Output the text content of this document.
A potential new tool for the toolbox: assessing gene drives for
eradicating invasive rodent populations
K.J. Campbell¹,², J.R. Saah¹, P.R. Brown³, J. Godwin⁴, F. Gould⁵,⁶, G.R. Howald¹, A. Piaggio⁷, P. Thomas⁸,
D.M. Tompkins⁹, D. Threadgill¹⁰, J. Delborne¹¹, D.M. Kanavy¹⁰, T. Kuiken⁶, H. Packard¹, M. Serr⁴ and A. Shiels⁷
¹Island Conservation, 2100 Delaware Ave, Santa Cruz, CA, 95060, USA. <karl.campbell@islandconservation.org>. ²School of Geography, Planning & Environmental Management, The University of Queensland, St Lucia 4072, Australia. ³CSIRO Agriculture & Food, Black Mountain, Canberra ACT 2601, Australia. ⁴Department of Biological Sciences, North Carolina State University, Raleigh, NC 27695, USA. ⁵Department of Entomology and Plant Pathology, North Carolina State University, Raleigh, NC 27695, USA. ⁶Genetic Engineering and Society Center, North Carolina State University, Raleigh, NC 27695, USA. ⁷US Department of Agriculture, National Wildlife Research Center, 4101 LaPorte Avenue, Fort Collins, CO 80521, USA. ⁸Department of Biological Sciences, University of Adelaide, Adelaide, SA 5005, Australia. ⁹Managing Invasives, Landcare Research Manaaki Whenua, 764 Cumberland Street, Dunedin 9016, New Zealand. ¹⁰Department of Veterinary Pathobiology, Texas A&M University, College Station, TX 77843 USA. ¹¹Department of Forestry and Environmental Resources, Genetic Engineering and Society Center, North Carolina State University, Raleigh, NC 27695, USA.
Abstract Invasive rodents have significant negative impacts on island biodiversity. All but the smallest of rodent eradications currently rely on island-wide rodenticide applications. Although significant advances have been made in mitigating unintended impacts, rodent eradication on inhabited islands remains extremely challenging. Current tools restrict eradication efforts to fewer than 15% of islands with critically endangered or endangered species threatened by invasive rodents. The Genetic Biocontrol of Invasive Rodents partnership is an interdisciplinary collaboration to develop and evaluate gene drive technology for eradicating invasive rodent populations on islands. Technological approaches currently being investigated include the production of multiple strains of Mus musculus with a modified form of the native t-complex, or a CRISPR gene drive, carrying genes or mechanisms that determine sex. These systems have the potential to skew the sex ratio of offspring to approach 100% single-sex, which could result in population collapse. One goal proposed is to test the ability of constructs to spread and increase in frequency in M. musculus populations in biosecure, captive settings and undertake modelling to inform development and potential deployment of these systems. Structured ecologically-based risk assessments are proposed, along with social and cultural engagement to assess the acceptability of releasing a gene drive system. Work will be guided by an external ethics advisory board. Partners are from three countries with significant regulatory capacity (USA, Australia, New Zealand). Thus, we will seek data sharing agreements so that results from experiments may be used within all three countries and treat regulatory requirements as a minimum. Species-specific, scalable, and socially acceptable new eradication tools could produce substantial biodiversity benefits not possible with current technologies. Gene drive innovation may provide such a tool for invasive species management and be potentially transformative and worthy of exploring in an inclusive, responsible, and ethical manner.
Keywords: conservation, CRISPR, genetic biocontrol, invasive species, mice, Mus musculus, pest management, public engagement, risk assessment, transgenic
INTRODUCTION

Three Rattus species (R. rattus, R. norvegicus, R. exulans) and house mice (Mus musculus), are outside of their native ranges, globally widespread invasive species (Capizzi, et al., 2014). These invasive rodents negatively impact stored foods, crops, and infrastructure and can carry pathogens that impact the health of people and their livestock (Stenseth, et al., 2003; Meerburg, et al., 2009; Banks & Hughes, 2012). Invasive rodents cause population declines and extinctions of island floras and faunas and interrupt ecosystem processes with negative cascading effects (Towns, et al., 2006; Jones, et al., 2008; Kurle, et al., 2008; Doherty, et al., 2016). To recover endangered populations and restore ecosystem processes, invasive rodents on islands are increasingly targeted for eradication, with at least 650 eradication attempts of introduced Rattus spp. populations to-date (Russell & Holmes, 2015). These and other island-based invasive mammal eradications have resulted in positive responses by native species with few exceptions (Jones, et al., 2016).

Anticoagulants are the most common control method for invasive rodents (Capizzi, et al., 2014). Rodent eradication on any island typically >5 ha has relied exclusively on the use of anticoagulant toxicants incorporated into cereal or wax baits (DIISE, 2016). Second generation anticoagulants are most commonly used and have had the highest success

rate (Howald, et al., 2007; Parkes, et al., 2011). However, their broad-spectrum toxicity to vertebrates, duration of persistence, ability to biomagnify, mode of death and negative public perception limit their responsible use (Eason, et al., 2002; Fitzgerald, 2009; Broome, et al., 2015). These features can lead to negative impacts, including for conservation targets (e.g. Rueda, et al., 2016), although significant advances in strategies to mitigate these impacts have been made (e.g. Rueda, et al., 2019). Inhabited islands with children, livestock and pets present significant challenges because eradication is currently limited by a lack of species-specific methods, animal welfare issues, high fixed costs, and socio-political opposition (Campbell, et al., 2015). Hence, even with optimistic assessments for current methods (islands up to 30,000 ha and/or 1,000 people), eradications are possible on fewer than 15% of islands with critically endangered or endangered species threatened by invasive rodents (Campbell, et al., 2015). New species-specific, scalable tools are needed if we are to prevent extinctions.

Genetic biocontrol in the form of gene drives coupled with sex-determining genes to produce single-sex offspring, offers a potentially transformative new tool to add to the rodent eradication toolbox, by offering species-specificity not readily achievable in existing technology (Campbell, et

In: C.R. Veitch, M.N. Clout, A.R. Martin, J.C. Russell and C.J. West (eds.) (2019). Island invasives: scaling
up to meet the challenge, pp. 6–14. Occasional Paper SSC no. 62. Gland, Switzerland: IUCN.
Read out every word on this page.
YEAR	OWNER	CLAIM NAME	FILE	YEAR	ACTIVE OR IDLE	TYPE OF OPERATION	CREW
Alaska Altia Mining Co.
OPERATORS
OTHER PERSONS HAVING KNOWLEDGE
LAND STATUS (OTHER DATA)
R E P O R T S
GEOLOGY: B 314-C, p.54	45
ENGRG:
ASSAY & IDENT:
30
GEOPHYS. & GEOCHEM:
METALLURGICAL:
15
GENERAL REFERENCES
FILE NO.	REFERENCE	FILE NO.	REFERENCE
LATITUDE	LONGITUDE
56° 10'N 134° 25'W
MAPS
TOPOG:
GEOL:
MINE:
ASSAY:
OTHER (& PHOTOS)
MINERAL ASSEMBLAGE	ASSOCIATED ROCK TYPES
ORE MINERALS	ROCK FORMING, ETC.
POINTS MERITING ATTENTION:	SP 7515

● ● ●

• Work instruction
Set down, unchanged, the line that contains "Read out every word on this page." together with every later line in the records, through the last one.

• Exercise solution
Read out every word on this page.
YEAR	OWNER	CLAIM NAME	FILE	YEAR	ACTIVE OR IDLE	TYPE OF OPERATION	CREW
Alaska Altia Mining Co.
OPERATORS
OTHER PERSONS HAVING KNOWLEDGE
LAND STATUS (OTHER DATA)
R E P O R T S
GEOLOGY: B 314-C, p.54	45
ENGRG:
ASSAY & IDENT:
30
GEOPHYS. & GEOCHEM:
METALLURGICAL:
15
GENERAL REFERENCES
FILE NO.	REFERENCE	FILE NO.	REFERENCE
LATITUDE	LONGITUDE
56° 10'N 134° 25'W
MAPS
TOPOG:
GEOL:
MINE:
ASSAY:
OTHER (& PHOTOS)
MINERAL ASSEMBLAGE	ASSOCIATED ROCK TYPES
ORE MINERALS	ROCK FORMING, ETC.
POINTS MERITING ATTENTION:	SP 7515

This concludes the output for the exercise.